What needs to be done - Only the lines holding "schon" are wanted here; copy each from the listing.

Start of Block

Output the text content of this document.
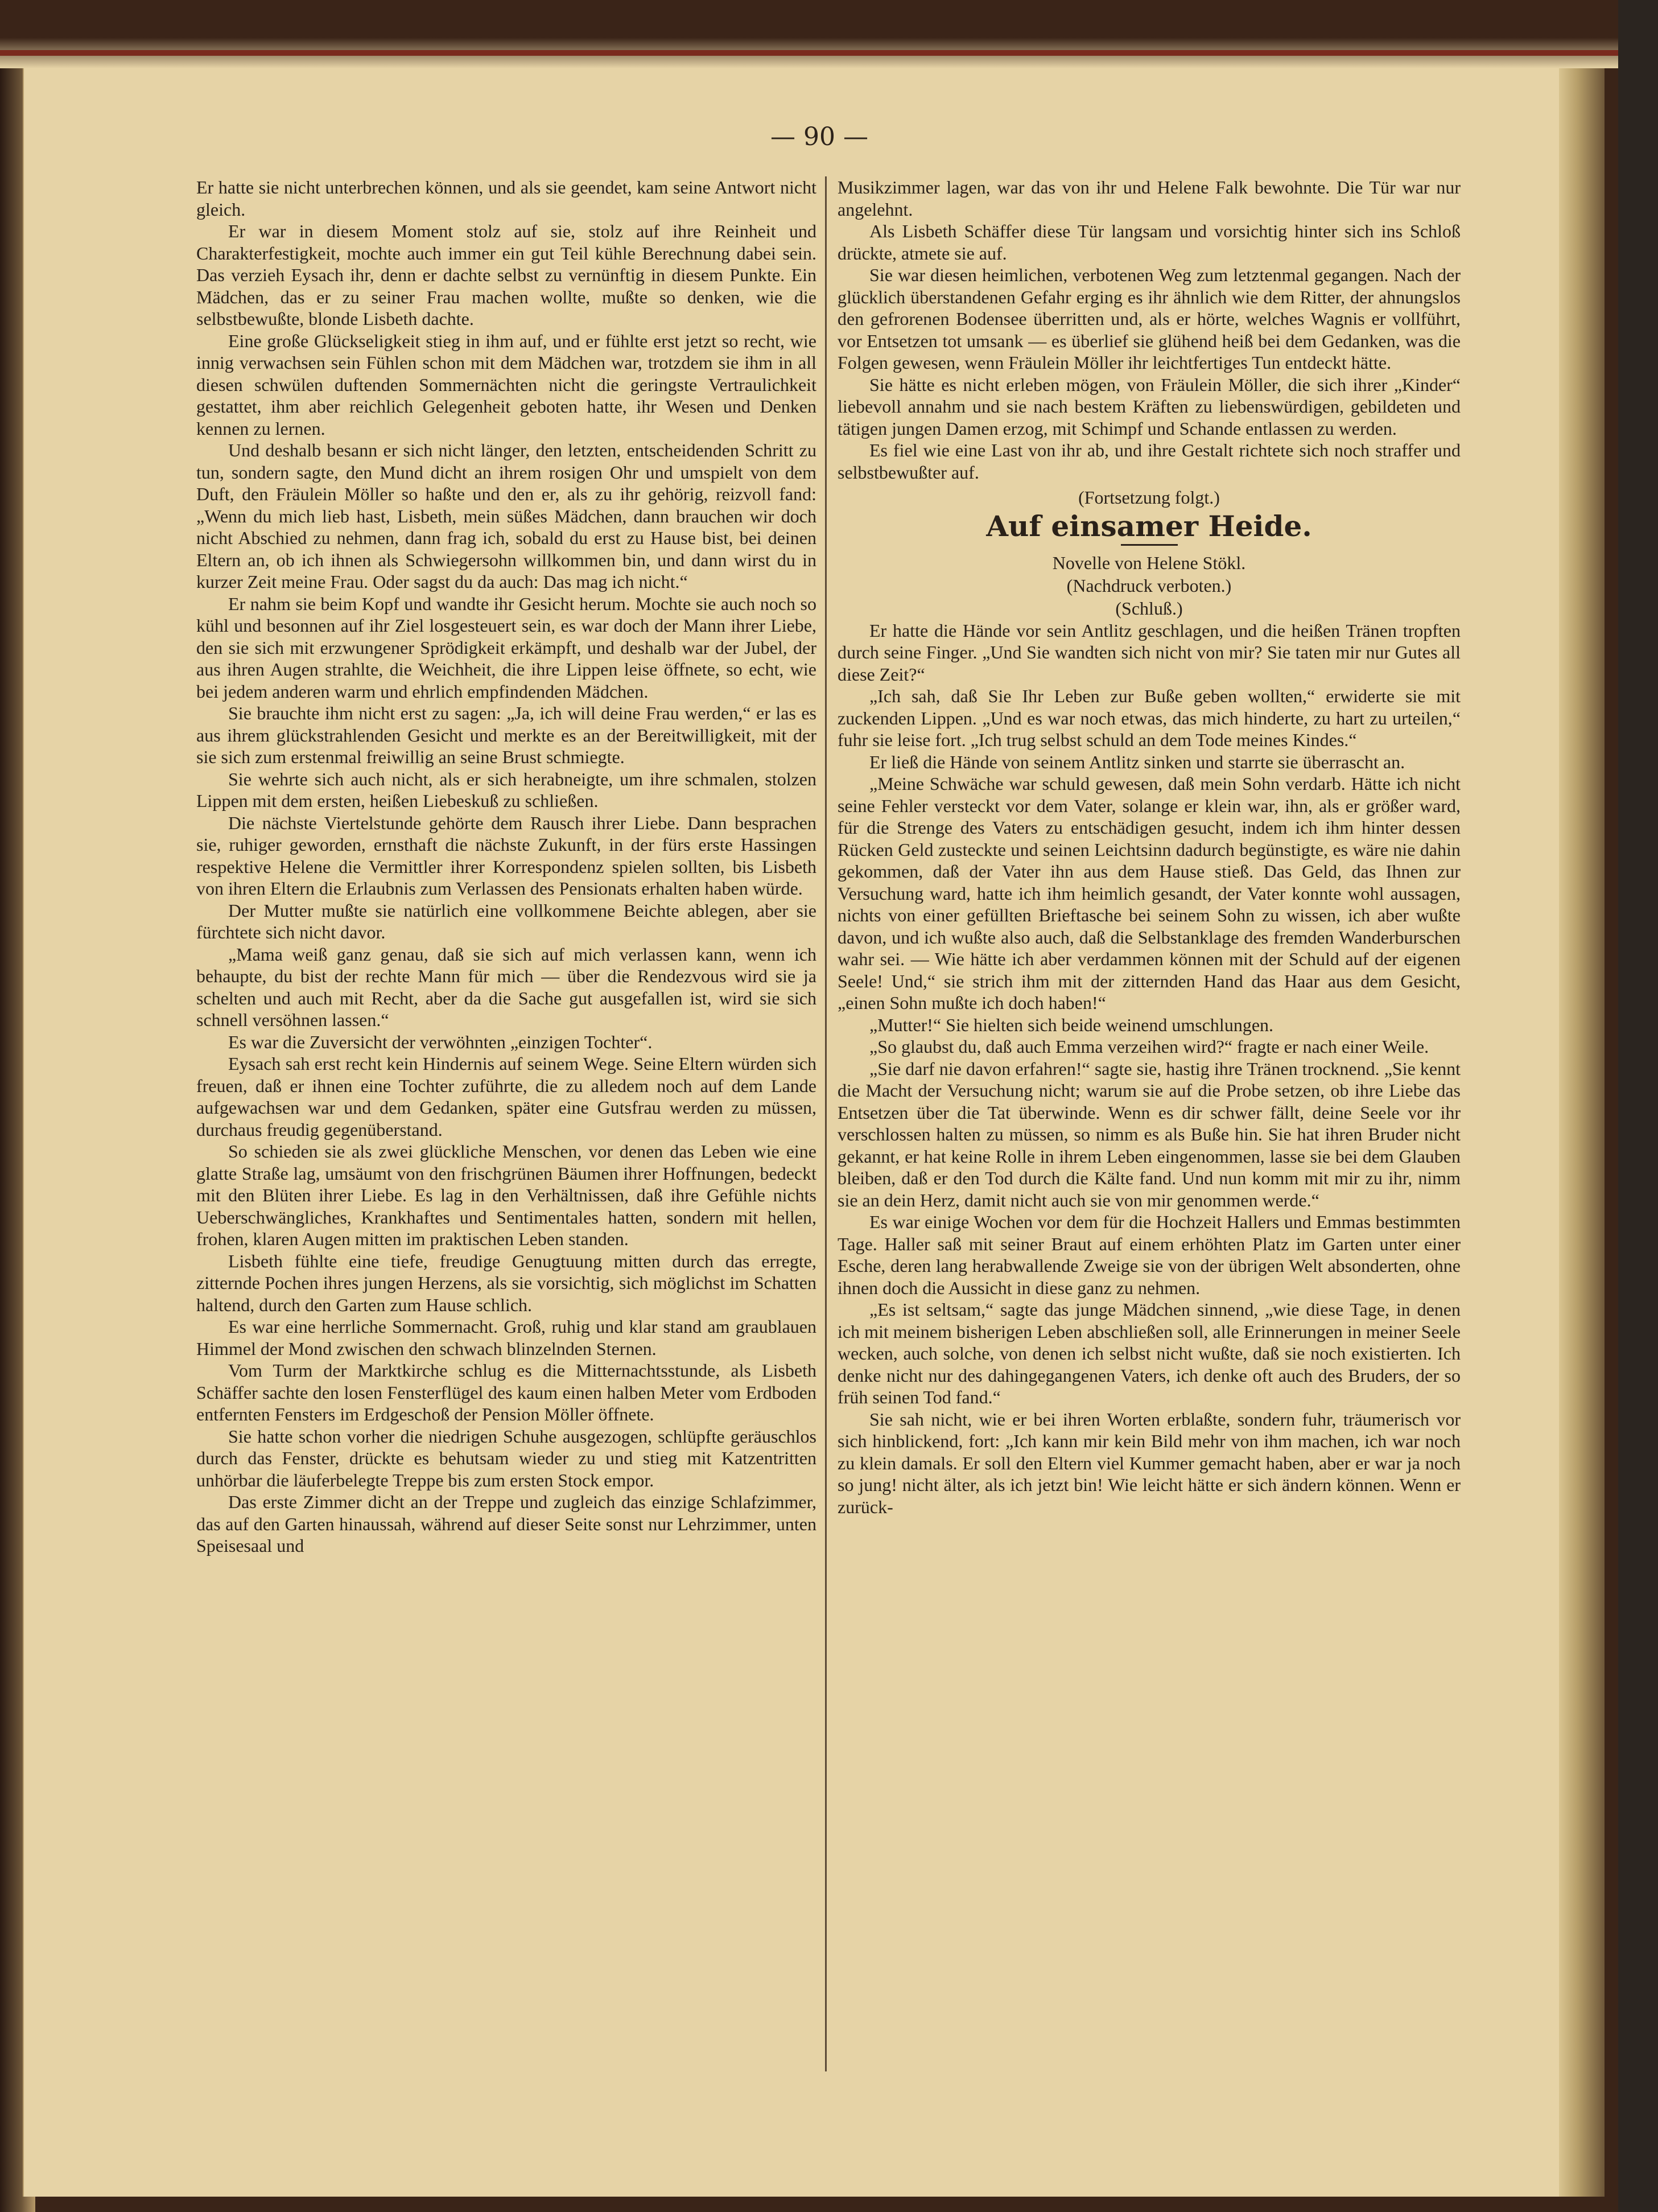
— 90 —

Er hatte sie nicht unterbrechen können, und als sie geendet, kam seine Antwort nicht gleich.

Er war in diesem Moment stolz auf sie, stolz auf ihre Reinheit und Charakterfestigkeit, mochte auch immer ein gut Teil kühle Berechnung dabei sein. Das verzieh Eysach ihr, denn er dachte selbst zu vernünftig in diesem Punkte. Ein Mädchen, das er zu seiner Frau machen wollte, mußte so denken, wie die selbstbewußte, blonde Lisbeth dachte.

Eine große Glückseligkeit stieg in ihm auf, und er fühlte erst jetzt so recht, wie innig verwachsen sein Fühlen schon mit dem Mädchen war, trotzdem sie ihm in all diesen schwülen duftenden Sommernächten nicht die geringste Vertraulichkeit gestattet, ihm aber reichlich Gelegenheit geboten hatte, ihr Wesen und Denken kennen zu lernen.

Und deshalb besann er sich nicht länger, den letzten, entscheidenden Schritt zu tun, sondern sagte, den Mund dicht an ihrem rosigen Ohr und umspielt von dem Duft, den Fräulein Möller so haßte und den er, als zu ihr gehörig, reizvoll fand: „Wenn du mich lieb hast, Lisbeth, mein süßes Mädchen, dann brauchen wir doch nicht Abschied zu nehmen, dann frag ich, sobald du erst zu Hause bist, bei deinen Eltern an, ob ich ihnen als Schwiegersohn willkommen bin, und dann wirst du in kurzer Zeit meine Frau. Oder sagst du da auch: Das mag ich nicht.“

Er nahm sie beim Kopf und wandte ihr Gesicht herum. Mochte sie auch noch so kühl und besonnen auf ihr Ziel losgesteuert sein, es war doch der Mann ihrer Liebe, den sie sich mit erzwungener Sprödigkeit erkämpft, und deshalb war der Jubel, der aus ihren Augen strahlte, die Weichheit, die ihre Lippen leise öffnete, so echt, wie bei jedem anderen warm und ehrlich empfindenden Mädchen.

Sie brauchte ihm nicht erst zu sagen: „Ja, ich will deine Frau werden,“ er las es aus ihrem glückstrahlenden Gesicht und merkte es an der Bereitwilligkeit, mit der sie sich zum erstenmal freiwillig an seine Brust schmiegte.

Sie wehrte sich auch nicht, als er sich herabneigte, um ihre schmalen, stolzen Lippen mit dem ersten, heißen Liebeskuß zu schließen.

Die nächste Viertelstunde gehörte dem Rausch ihrer Liebe. Dann besprachen sie, ruhiger geworden, ernsthaft die nächste Zukunft, in der fürs erste Hassingen respektive Helene die Vermittler ihrer Korrespondenz spielen sollten, bis Lisbeth von ihren Eltern die Erlaubnis zum Verlassen des Pensionats erhalten haben würde.

Der Mutter mußte sie natürlich eine vollkommene Beichte ablegen, aber sie fürchtete sich nicht davor.

„Mama weiß ganz genau, daß sie sich auf mich verlassen kann, wenn ich behaupte, du bist der rechte Mann für mich — über die Rendezvous wird sie ja schelten und auch mit Recht, aber da die Sache gut ausgefallen ist, wird sie sich schnell versöhnen lassen.“

Es war die Zuversicht der verwöhnten „einzigen Tochter“.

Eysach sah erst recht kein Hindernis auf seinem Wege. Seine Eltern würden sich freuen, daß er ihnen eine Tochter zuführte, die zu alledem noch auf dem Lande aufgewachsen war und dem Gedanken, später eine Gutsfrau werden zu müssen, durchaus freudig gegenüberstand.

So schieden sie als zwei glückliche Menschen, vor denen das Leben wie eine glatte Straße lag, umsäumt von den frischgrünen Bäumen ihrer Hoffnungen, bedeckt mit den Blüten ihrer Liebe. Es lag in den Verhältnissen, daß ihre Gefühle nichts Ueberschwängliches, Krankhaftes und Sentimentales hatten, sondern mit hellen, frohen, klaren Augen mitten im praktischen Leben standen.

Lisbeth fühlte eine tiefe, freudige Genugtuung mitten durch das erregte, zitternde Pochen ihres jungen Herzens, als sie vorsichtig, sich möglichst im Schatten haltend, durch den Garten zum Hause schlich.

Es war eine herrliche Sommernacht. Groß, ruhig und klar stand am graublauen Himmel der Mond zwischen den schwach blinzelnden Sternen.

Vom Turm der Marktkirche schlug es die Mitternachtsstunde, als Lisbeth Schäffer sachte den losen Fensterflügel des kaum einen halben Meter vom Erdboden entfernten Fensters im Erdgeschoß der Pension Möller öffnete.

Sie hatte schon vorher die niedrigen Schuhe ausgezogen, schlüpfte geräuschlos durch das Fenster, drückte es behutsam wieder zu und stieg mit Katzentritten unhörbar die läuferbelegte Treppe bis zum ersten Stock empor.

Das erste Zimmer dicht an der Treppe und zugleich das einzige Schlafzimmer, das auf den Garten hinaussah, während auf dieser Seite sonst nur Lehrzimmer, unten Speisesaal und

Musikzimmer lagen, war das von ihr und Helene Falk bewohnte. Die Tür war nur angelehnt.

Als Lisbeth Schäffer diese Tür langsam und vorsichtig hinter sich ins Schloß drückte, atmete sie auf.

Sie war diesen heimlichen, verbotenen Weg zum letztenmal gegangen. Nach der glücklich überstandenen Gefahr erging es ihr ähnlich wie dem Ritter, der ahnungslos den gefrorenen Bodensee überritten und, als er hörte, welches Wagnis er vollführt, vor Entsetzen tot umsank — es überlief sie glühend heiß bei dem Gedanken, was die Folgen gewesen, wenn Fräulein Möller ihr leichtfertiges Tun entdeckt hätte.

Sie hätte es nicht erleben mögen, von Fräulein Möller, die sich ihrer „Kinder“ liebevoll annahm und sie nach bestem Kräften zu liebenswürdigen, gebildeten und tätigen jungen Damen erzog, mit Schimpf und Schande entlassen zu werden.

Es fiel wie eine Last von ihr ab, und ihre Gestalt richtete sich noch straffer und selbstbewußter auf.

(Fortsetzung folgt.)

Auf einsamer Heide.

Novelle von Helene Stökl.

(Nachdruck verboten.)

(Schluß.)

Er hatte die Hände vor sein Antlitz geschlagen, und die heißen Tränen tropften durch seine Finger. „Und Sie wandten sich nicht von mir? Sie taten mir nur Gutes all diese Zeit?“

„Ich sah, daß Sie Ihr Leben zur Buße geben wollten,“ erwiderte sie mit zuckenden Lippen. „Und es war noch etwas, das mich hinderte, zu hart zu urteilen,“ fuhr sie leise fort. „Ich trug selbst schuld an dem Tode meines Kindes.“

Er ließ die Hände von seinem Antlitz sinken und starrte sie überrascht an.

„Meine Schwäche war schuld gewesen, daß mein Sohn verdarb. Hätte ich nicht seine Fehler versteckt vor dem Vater, solange er klein war, ihn, als er größer ward, für die Strenge des Vaters zu entschädigen gesucht, indem ich ihm hinter dessen Rücken Geld zusteckte und seinen Leichtsinn dadurch begünstigte, es wäre nie dahin gekommen, daß der Vater ihn aus dem Hause stieß. Das Geld, das Ihnen zur Versuchung ward, hatte ich ihm heimlich gesandt, der Vater konnte wohl aussagen, nichts von einer gefüllten Brieftasche bei seinem Sohn zu wissen, ich aber wußte davon, und ich wußte also auch, daß die Selbstanklage des fremden Wanderburschen wahr sei. — Wie hätte ich aber verdammen können mit der Schuld auf der eigenen Seele! Und,“ sie strich ihm mit der zitternden Hand das Haar aus dem Gesicht, „einen Sohn mußte ich doch haben!“

„Mutter!“ Sie hielten sich beide weinend umschlungen.

„So glaubst du, daß auch Emma verzeihen wird?“ fragte er nach einer Weile.

„Sie darf nie davon erfahren!“ sagte sie, hastig ihre Tränen trocknend. „Sie kennt die Macht der Versuchung nicht; warum sie auf die Probe setzen, ob ihre Liebe das Entsetzen über die Tat überwinde. Wenn es dir schwer fällt, deine Seele vor ihr verschlossen halten zu müssen, so nimm es als Buße hin. Sie hat ihren Bruder nicht gekannt, er hat keine Rolle in ihrem Leben eingenommen, lasse sie bei dem Glauben bleiben, daß er den Tod durch die Kälte fand. Und nun komm mit mir zu ihr, nimm sie an dein Herz, damit nicht auch sie von mir genommen werde.“

Es war einige Wochen vor dem für die Hochzeit Hallers und Emmas bestimmten Tage. Haller saß mit seiner Braut auf einem erhöhten Platz im Garten unter einer Esche, deren lang herabwallende Zweige sie von der übrigen Welt absonderten, ohne ihnen doch die Aussicht in diese ganz zu nehmen.

„Es ist seltsam,“ sagte das junge Mädchen sinnend, „wie diese Tage, in denen ich mit meinem bisherigen Leben abschließen soll, alle Erinnerungen in meiner Seele wecken, auch solche, von denen ich selbst nicht wußte, daß sie noch existierten. Ich denke nicht nur des dahingegangenen Vaters, ich denke oft auch des Bruders, der so früh seinen Tod fand.“

Sie sah nicht, wie er bei ihren Worten erblaßte, sondern fuhr, träumerisch vor sich hinblickend, fort: „Ich kann mir kein Bild mehr von ihm machen, ich war noch zu klein damals. Er soll den Eltern viel Kummer gemacht haben, aber er war ja noch so jung! nicht älter, als ich jetzt bin! Wie leicht hätte er sich ändern können. Wenn er zurück-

End of Block

Answer section -
Eine große Glückseligkeit stieg in ihm auf, und er fühlte erst jetzt so recht, wie innig verwachsen sein Fühlen schon mit dem Mädchen war, trotzdem sie ihm in all diesen schwülen duftenden Sommernächten nicht die geringste Vertraulichkeit gestattet, ihm aber reichlich Gelegenheit geboten hatte, ihr Wesen und Denken kennen zu lernen.
Sie hatte schon vorher die niedrigen Schuhe ausgezogen, schlüpfte geräuschlos durch das Fenster, drückte es behutsam wieder zu und stieg mit Katzentritten unhörbar die läuferbelegte Treppe bis zum ersten Stock empor.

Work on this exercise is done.